_Activity_
Filter the records below down to lines containing "blood".
═══ Records for this task ═══
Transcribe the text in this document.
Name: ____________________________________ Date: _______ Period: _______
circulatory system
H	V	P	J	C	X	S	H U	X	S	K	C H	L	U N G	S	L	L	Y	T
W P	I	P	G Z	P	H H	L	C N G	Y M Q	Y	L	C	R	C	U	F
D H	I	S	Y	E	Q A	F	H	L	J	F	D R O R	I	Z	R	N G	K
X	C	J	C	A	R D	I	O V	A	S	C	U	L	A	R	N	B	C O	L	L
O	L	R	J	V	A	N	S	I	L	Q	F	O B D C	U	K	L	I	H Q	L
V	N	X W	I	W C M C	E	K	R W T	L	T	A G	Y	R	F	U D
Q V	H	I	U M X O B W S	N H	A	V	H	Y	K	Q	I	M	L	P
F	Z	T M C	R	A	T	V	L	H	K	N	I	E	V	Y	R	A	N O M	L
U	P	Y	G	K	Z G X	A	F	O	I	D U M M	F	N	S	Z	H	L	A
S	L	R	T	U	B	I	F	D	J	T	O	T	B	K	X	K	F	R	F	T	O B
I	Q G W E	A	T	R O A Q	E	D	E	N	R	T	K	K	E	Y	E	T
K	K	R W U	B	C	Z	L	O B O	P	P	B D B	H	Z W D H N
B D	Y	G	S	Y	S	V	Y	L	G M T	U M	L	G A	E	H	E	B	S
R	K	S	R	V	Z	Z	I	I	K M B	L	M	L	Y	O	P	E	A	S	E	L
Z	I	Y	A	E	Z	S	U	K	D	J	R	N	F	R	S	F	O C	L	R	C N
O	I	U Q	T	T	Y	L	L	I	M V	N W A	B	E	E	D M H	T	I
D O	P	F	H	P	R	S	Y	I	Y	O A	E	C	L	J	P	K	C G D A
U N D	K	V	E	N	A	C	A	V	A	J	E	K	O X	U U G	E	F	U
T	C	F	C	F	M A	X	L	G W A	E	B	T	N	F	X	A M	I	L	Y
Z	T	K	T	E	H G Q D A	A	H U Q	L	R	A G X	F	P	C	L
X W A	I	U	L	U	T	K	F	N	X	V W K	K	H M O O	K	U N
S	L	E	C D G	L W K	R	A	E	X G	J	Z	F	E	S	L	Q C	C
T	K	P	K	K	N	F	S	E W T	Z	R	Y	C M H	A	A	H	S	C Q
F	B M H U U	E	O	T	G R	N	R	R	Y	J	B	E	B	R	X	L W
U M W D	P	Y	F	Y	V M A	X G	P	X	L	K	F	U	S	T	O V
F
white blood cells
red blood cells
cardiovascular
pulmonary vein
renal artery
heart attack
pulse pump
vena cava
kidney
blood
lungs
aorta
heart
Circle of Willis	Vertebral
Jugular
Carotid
═══
_Answer box_
white blood cells
red blood cells
blood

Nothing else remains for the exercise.